*WORKING DATA:*
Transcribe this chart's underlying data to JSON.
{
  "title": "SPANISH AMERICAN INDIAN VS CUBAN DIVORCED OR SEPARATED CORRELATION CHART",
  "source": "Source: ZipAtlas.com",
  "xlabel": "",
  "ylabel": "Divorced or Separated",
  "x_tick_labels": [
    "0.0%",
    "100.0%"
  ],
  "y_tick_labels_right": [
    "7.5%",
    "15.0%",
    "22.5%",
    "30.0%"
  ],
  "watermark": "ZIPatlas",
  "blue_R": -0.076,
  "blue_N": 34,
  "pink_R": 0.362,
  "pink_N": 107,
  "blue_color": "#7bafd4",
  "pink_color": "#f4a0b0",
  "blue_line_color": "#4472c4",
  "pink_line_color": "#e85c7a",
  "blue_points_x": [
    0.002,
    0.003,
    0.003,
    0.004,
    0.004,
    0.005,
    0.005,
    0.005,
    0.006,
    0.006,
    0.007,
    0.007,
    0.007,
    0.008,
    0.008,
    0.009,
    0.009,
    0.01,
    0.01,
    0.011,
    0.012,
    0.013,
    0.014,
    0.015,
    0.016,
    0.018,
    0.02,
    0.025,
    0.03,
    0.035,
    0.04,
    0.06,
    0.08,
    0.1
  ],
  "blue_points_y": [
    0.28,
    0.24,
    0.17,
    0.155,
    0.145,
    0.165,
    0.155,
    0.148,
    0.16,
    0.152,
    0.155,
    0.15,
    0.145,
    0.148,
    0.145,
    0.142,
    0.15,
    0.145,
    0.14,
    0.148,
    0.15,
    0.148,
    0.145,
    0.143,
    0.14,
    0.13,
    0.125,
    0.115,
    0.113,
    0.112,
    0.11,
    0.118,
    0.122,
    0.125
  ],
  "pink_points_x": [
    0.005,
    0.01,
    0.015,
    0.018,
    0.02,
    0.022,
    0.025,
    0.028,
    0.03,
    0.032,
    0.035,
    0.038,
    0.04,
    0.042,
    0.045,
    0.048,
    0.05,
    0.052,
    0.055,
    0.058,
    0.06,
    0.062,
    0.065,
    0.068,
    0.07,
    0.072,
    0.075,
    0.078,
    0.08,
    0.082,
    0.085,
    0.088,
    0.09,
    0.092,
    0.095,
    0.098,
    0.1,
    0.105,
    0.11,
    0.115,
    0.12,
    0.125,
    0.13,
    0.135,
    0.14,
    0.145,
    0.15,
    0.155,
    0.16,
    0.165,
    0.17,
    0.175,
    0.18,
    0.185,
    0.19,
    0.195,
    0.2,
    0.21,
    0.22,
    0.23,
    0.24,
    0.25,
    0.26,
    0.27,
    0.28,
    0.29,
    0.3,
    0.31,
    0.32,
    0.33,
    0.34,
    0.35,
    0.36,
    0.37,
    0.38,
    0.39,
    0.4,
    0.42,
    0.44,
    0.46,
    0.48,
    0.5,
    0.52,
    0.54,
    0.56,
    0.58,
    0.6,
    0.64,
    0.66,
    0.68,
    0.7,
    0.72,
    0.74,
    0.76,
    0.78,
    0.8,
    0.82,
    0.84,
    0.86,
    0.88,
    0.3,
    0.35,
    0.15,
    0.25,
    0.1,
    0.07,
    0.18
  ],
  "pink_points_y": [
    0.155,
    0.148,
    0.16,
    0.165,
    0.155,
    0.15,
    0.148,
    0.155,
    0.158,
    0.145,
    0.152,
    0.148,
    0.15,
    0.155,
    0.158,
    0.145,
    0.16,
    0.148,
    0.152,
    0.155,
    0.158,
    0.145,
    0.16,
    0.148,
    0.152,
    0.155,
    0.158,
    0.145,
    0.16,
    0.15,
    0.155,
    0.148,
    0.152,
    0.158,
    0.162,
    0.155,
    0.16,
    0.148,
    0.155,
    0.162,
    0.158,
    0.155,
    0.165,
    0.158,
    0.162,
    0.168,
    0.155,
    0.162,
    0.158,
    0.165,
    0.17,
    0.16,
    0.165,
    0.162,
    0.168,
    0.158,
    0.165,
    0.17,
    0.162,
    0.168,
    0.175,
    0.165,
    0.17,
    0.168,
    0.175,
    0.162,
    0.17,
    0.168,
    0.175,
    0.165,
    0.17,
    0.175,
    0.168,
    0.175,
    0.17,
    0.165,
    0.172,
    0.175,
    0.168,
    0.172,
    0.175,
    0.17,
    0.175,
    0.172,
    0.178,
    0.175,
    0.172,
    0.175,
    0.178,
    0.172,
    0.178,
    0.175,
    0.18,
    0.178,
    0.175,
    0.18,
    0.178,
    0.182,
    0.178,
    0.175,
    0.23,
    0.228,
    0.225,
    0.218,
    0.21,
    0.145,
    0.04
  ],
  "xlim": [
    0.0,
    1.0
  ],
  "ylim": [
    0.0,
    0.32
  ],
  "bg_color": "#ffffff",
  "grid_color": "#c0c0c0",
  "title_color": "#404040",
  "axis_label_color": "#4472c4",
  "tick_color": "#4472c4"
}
* * *
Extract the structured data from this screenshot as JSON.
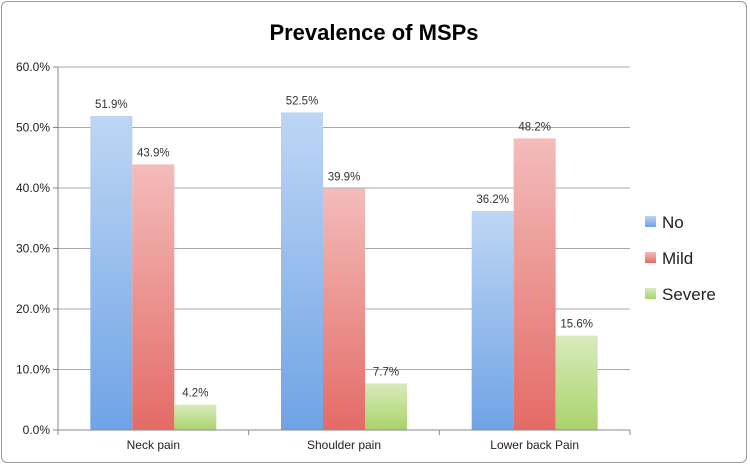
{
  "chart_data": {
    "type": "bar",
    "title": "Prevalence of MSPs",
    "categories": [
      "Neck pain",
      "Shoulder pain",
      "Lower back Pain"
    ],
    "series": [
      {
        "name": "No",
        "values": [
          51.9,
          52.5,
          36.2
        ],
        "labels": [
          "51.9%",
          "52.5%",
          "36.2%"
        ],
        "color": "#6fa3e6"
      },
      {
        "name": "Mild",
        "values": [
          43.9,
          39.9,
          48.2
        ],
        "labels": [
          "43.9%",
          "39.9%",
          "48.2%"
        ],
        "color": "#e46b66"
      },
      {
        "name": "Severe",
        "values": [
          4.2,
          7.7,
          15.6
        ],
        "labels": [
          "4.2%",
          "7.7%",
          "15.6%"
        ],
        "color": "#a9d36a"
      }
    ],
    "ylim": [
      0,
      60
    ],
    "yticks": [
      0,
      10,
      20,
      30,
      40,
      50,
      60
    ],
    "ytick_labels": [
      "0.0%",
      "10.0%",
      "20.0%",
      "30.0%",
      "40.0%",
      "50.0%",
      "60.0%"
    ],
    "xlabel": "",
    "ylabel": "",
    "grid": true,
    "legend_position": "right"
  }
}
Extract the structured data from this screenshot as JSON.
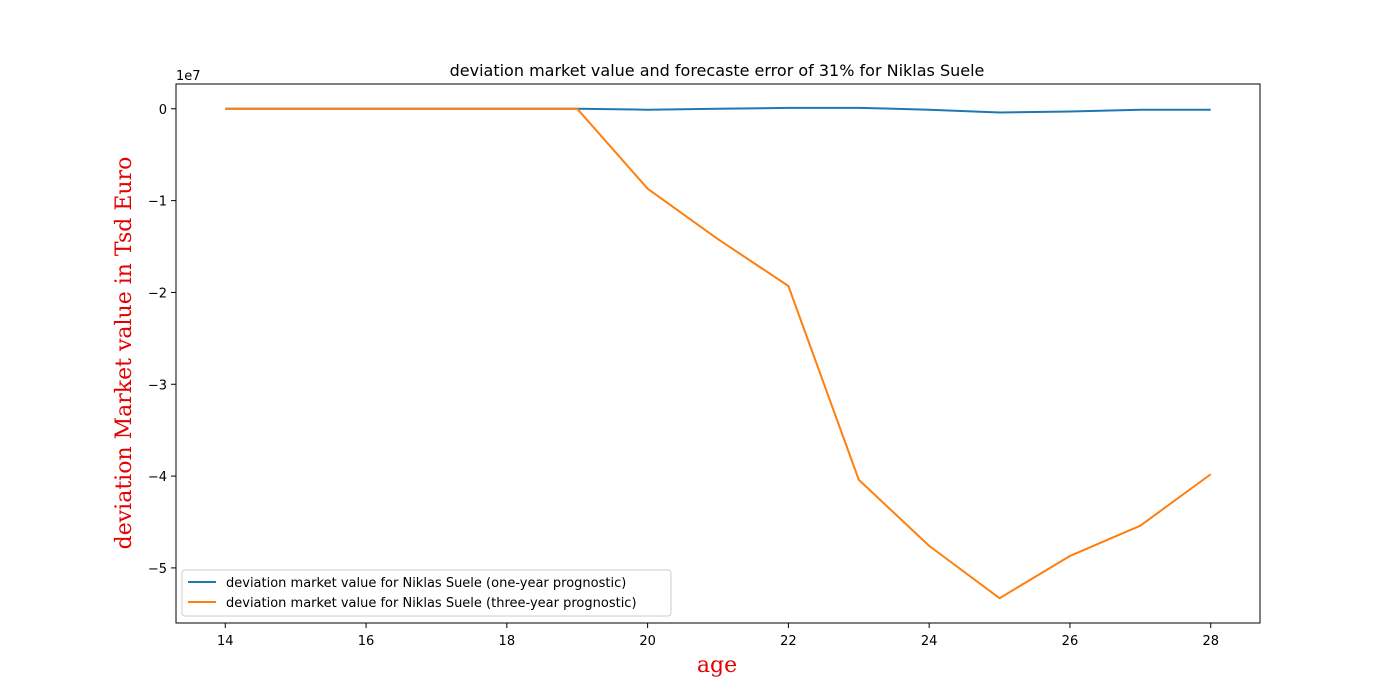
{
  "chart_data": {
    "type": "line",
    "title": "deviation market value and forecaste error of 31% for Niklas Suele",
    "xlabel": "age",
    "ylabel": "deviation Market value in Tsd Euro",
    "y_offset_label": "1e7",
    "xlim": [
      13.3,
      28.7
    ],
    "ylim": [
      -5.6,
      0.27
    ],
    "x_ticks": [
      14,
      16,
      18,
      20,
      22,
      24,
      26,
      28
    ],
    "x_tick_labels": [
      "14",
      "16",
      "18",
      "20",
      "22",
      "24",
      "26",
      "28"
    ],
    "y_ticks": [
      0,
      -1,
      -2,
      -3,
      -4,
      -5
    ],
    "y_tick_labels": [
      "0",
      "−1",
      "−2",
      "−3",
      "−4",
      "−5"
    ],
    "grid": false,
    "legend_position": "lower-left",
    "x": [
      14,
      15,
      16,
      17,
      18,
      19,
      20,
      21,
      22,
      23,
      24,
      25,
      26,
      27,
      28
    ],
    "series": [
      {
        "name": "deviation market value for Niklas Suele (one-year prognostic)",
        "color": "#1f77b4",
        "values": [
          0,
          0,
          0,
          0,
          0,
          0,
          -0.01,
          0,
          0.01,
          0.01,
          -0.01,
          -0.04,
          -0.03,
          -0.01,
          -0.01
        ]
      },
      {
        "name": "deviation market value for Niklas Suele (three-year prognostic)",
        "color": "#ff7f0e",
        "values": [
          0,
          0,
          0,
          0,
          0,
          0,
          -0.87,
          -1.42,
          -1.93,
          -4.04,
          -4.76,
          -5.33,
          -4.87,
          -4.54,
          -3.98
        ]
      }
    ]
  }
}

*TASK BRIEF:* Looking at the data above, how many lines hold the word "Suele"? Respond with the number alone.

*OUTPUT OF THE TASK:* 3